### Exercise prompt
Each line below should be reproduced without any alteration.

### Stored data
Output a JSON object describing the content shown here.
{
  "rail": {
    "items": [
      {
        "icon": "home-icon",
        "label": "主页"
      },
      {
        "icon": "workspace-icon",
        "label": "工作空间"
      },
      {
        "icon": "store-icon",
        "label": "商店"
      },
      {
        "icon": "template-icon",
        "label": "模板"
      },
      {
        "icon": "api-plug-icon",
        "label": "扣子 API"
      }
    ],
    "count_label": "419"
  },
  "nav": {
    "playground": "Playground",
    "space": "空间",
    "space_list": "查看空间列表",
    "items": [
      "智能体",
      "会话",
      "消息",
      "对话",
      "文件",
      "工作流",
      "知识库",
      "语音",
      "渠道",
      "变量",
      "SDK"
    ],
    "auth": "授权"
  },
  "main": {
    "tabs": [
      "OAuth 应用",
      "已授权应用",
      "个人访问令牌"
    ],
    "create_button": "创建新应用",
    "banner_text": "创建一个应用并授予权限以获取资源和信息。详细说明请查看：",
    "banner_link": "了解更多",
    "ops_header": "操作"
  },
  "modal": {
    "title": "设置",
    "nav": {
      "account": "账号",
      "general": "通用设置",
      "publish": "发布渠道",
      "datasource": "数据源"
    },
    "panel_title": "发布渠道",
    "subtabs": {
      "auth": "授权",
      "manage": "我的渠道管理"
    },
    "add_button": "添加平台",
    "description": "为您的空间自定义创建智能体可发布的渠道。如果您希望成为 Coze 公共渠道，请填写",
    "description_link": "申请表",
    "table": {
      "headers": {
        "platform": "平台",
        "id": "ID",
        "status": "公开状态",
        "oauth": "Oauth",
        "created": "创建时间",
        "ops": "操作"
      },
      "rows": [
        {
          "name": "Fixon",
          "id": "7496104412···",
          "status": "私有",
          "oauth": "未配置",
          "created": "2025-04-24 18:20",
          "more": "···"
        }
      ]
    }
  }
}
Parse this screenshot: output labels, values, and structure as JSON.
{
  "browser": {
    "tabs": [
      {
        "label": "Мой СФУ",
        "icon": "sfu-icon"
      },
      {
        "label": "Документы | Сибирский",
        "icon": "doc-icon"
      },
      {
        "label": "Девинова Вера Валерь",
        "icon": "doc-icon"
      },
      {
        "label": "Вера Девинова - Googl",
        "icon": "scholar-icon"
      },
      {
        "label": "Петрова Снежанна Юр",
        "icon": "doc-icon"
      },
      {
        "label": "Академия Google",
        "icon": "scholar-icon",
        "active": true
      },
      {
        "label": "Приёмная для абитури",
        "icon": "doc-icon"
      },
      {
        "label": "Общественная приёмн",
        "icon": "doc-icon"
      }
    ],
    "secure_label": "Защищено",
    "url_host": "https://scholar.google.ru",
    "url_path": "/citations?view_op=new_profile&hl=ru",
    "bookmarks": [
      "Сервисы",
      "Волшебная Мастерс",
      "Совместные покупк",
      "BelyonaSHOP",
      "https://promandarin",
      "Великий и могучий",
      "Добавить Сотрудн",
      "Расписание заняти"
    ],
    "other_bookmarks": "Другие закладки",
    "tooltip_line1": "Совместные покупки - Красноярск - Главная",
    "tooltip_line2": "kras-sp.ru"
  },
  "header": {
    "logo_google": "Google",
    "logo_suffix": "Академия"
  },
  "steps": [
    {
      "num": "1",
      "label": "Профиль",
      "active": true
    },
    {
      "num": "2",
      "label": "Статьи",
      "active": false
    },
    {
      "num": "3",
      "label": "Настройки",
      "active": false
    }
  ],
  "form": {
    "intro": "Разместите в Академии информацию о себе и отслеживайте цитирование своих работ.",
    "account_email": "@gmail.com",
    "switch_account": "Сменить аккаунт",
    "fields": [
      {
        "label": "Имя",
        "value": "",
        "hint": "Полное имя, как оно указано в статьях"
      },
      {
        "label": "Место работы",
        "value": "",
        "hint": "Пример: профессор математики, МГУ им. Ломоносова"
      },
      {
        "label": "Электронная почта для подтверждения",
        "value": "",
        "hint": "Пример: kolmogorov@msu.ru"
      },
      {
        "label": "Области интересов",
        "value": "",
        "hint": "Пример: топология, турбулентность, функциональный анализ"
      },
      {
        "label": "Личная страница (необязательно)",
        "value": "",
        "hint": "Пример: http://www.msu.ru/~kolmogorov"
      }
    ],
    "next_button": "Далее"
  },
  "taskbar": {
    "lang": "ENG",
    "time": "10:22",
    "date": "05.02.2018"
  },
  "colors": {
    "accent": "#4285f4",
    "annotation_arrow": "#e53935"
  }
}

### Result of the task
Output a JSON object describing the content shown here.
{
  "rail": {
    "items": [
      {
        "icon": "home-icon",
        "label": "主页"
      },
      {
        "icon": "workspace-icon",
        "label": "工作空间"
      },
      {
        "icon": "store-icon",
        "label": "商店"
      },
      {
        "icon": "template-icon",
        "label": "模板"
      },
      {
        "icon": "api-plug-icon",
        "label": "扣子 API"
      }
    ],
    "count_label": "419"
  },
  "nav": {
    "playground": "Playground",
    "space": "空间",
    "space_list": "查看空间列表",
    "items": [
      "智能体",
      "会话",
      "消息",
      "对话",
      "文件",
      "工作流",
      "知识库",
      "语音",
      "渠道",
      "变量",
      "SDK"
    ],
    "auth": "授权"
  },
  "main": {
    "tabs": [
      "OAuth 应用",
      "已授权应用",
      "个人访问令牌"
    ],
    "create_button": "创建新应用",
    "banner_text": "创建一个应用并授予权限以获取资源和信息。详细说明请查看：",
    "banner_link": "了解更多",
    "ops_header": "操作"
  },
  "modal": {
    "title": "设置",
    "nav": {
      "account": "账号",
      "general": "通用设置",
      "publish": "发布渠道",
      "datasource": "数据源"
    },
    "panel_title": "发布渠道",
    "subtabs": {
      "auth": "授权",
      "manage": "我的渠道管理"
    },
    "add_button": "添加平台",
    "description": "为您的空间自定义创建智能体可发布的渠道。如果您希望成为 Coze 公共渠道，请填写",
    "description_link": "申请表",
    "table": {
      "headers": {
        "platform": "平台",
        "id": "ID",
        "status": "公开状态",
        "oauth": "Oauth",
        "created": "创建时间",
        "ops": "操作"
      },
      "rows": [
        {
          "name": "Fixon",
          "id": "7496104412···",
          "status": "私有",
          "oauth": "未配置",
          "created": "2025-04-24 18:20",
          "more": "···"
        }
      ]
    }
  }
}
Parse this screenshot: output labels, values, and structure as JSON.
{
  "browser": {
    "tabs": [
      {
        "label": "Мой СФУ",
        "icon": "sfu-icon"
      },
      {
        "label": "Документы | Сибирский",
        "icon": "doc-icon"
      },
      {
        "label": "Девинова Вера Валерь",
        "icon": "doc-icon"
      },
      {
        "label": "Вера Девинова - Googl",
        "icon": "scholar-icon"
      },
      {
        "label": "Петрова Снежанна Юр",
        "icon": "doc-icon"
      },
      {
        "label": "Академия Google",
        "icon": "scholar-icon",
        "active": true
      },
      {
        "label": "Приёмная для абитури",
        "icon": "doc-icon"
      },
      {
        "label": "Общественная приёмн",
        "icon": "doc-icon"
      }
    ],
    "secure_label": "Защищено",
    "url_host": "https://scholar.google.ru",
    "url_path": "/citations?view_op=new_profile&hl=ru",
    "bookmarks": [
      "Сервисы",
      "Волшебная Мастерс",
      "Совместные покупк",
      "BelyonaSHOP",
      "https://promandarin",
      "Великий и могучий",
      "Добавить Сотрудн",
      "Расписание заняти"
    ],
    "other_bookmarks": "Другие закладки",
    "tooltip_line1": "Совместные покупки - Красноярск - Главная",
    "tooltip_line2": "kras-sp.ru"
  },
  "header": {
    "logo_google": "Google",
    "logo_suffix": "Академия"
  },
  "steps": [
    {
      "num": "1",
      "label": "Профиль",
      "active": true
    },
    {
      "num": "2",
      "label": "Статьи",
      "active": false
    },
    {
      "num": "3",
      "label": "Настройки",
      "active": false
    }
  ],
  "form": {
    "intro": "Разместите в Академии информацию о себе и отслеживайте цитирование своих работ.",
    "account_email": "@gmail.com",
    "switch_account": "Сменить аккаунт",
    "fields": [
      {
        "label": "Имя",
        "value": "",
        "hint": "Полное имя, как оно указано в статьях"
      },
      {
        "label": "Место работы",
        "value": "",
        "hint": "Пример: профессор математики, МГУ им. Ломоносова"
      },
      {
        "label": "Электронная почта для подтверждения",
        "value": "",
        "hint": "Пример: kolmogorov@msu.ru"
      },
      {
        "label": "Области интересов",
        "value": "",
        "hint": "Пример: топология, турбулентность, функциональный анализ"
      },
      {
        "label": "Личная страница (необязательно)",
        "value": "",
        "hint": "Пример: http://www.msu.ru/~kolmogorov"
      }
    ],
    "next_button": "Далее"
  },
  "taskbar": {
    "lang": "ENG",
    "time": "10:22",
    "date": "05.02.2018"
  },
  "colors": {
    "accent": "#4285f4",
    "annotation_arrow": "#e53935"
  }
}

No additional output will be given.